▶ **EXERCISE MATERIAL**

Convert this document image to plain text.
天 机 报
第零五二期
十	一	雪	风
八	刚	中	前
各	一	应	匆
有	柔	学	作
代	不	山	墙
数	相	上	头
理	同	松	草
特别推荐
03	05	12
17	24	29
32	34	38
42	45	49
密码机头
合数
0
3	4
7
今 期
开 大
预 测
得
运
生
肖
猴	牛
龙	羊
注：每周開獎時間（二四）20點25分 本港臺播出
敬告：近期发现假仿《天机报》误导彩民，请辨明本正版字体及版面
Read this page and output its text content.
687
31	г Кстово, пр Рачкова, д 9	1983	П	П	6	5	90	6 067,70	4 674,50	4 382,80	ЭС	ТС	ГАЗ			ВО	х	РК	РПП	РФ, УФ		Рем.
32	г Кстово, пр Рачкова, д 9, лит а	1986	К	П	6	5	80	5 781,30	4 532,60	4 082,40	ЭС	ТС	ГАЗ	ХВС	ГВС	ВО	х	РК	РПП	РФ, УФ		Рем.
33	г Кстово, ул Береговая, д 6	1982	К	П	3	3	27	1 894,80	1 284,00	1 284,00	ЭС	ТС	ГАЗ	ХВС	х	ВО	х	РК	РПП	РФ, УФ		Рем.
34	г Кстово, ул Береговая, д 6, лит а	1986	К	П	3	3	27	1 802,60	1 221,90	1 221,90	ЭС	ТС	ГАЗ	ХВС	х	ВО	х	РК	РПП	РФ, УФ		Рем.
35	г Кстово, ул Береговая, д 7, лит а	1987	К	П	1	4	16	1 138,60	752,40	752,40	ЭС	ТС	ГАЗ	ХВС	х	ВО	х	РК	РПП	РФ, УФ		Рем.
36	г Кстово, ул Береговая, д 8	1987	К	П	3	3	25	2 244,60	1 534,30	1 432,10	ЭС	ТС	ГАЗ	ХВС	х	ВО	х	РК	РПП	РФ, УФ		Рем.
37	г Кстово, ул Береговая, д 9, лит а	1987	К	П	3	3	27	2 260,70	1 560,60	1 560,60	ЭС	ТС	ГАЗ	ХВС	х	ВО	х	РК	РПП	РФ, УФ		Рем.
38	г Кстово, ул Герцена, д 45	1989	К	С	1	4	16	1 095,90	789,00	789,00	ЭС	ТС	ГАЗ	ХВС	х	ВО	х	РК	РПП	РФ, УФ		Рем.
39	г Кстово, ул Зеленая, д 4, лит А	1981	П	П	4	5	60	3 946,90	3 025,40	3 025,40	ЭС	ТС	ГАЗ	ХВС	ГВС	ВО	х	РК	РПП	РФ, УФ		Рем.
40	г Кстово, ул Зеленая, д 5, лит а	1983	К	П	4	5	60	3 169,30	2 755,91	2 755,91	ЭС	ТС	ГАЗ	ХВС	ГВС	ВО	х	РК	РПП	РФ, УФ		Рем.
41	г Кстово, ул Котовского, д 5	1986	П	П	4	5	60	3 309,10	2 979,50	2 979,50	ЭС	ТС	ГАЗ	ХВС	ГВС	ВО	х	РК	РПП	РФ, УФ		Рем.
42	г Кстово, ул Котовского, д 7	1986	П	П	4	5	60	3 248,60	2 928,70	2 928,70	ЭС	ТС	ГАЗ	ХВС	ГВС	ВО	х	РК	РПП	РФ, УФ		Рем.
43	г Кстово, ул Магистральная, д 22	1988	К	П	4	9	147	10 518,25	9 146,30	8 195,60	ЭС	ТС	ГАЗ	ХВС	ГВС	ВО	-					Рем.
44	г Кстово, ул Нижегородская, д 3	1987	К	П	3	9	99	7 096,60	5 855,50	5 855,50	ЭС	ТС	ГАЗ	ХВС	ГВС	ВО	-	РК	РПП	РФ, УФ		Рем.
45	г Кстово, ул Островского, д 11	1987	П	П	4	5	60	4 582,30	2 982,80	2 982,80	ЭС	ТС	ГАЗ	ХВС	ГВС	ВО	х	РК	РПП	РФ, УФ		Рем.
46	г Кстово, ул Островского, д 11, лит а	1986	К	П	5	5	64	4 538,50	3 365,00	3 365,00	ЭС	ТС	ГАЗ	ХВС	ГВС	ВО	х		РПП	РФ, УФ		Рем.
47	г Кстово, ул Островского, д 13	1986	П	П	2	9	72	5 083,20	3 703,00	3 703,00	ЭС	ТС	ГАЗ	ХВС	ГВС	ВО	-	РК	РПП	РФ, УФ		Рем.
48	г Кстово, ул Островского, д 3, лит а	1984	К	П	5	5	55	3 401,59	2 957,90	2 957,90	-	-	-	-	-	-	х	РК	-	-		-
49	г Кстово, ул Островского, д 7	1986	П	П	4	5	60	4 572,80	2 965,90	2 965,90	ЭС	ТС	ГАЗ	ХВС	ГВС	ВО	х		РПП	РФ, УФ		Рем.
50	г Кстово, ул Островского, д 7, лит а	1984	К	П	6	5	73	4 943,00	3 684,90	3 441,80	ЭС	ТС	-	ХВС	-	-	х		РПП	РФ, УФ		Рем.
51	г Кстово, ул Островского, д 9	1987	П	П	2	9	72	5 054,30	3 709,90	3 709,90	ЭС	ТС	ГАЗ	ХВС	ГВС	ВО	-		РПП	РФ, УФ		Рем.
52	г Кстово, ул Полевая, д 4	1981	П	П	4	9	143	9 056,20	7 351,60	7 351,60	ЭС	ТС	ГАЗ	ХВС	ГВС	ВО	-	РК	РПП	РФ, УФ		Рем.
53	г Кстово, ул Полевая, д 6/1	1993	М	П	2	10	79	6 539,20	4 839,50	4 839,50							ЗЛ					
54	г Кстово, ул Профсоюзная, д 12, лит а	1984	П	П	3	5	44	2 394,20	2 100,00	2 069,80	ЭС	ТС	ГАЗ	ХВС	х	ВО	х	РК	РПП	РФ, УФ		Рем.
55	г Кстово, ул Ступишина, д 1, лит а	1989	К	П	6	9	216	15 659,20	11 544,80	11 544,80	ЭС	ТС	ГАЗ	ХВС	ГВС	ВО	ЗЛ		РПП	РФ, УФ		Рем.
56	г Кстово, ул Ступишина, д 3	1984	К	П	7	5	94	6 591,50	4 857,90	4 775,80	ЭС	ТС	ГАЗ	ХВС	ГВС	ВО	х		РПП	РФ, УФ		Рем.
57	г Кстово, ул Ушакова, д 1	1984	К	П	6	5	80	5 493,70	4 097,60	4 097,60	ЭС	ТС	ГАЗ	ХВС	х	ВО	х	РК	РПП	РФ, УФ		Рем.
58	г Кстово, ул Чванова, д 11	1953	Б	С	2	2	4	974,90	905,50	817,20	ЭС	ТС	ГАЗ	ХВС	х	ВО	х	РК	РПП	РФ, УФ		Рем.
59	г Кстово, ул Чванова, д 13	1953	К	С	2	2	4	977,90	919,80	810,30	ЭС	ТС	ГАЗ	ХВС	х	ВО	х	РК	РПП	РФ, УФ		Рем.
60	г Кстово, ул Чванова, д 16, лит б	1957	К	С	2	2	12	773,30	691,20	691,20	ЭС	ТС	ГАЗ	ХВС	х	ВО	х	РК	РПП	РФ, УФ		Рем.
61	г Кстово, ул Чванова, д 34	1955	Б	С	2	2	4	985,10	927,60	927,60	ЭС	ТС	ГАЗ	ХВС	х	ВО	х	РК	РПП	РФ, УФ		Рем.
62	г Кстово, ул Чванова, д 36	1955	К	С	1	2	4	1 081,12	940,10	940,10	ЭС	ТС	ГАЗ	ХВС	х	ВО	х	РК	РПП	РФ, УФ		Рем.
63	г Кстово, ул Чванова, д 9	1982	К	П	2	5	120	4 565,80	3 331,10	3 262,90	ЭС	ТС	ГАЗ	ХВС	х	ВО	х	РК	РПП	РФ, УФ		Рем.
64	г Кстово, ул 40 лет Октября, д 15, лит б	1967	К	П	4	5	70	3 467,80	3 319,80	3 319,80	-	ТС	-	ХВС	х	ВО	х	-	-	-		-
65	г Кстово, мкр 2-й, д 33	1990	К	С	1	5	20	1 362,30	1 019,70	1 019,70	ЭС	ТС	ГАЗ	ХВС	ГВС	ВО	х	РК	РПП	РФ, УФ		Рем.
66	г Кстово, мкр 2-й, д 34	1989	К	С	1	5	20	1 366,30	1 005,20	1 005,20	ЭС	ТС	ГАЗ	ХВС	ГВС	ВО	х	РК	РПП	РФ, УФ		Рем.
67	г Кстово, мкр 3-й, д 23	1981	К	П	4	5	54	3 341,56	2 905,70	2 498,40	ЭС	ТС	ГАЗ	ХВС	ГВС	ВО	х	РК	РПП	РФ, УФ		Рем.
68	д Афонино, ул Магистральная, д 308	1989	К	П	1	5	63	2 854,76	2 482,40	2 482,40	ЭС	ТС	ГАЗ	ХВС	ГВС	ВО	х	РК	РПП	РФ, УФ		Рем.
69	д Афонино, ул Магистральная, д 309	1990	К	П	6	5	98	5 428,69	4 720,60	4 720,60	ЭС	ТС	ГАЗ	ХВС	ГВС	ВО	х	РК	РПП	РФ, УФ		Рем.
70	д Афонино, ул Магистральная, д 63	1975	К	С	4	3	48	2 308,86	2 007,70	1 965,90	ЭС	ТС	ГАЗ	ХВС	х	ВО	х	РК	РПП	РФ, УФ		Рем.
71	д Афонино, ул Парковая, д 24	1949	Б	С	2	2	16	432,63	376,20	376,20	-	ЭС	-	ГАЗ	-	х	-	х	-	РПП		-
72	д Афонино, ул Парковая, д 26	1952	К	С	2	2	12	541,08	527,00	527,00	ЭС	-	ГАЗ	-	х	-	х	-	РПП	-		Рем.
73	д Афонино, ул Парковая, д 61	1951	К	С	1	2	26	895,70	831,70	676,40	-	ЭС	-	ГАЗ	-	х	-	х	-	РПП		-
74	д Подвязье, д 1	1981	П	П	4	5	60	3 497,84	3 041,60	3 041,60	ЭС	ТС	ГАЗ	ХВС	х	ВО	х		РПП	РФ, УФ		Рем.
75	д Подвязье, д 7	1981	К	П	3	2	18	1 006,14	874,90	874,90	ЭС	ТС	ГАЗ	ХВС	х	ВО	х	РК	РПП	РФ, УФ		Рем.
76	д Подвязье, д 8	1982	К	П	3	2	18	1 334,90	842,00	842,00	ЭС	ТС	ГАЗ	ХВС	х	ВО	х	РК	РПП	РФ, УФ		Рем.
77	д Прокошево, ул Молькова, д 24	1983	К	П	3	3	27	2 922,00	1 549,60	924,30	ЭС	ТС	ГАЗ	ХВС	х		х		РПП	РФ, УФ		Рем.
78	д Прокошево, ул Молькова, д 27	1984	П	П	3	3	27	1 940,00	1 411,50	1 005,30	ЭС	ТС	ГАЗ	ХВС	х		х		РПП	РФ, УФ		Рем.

▶ **PROBLEM TO WORK ON**
Lines containing the word "Полевая" are to be counted in the listing; state their number alone.

▶ **WRITTEN RESPONSE**
2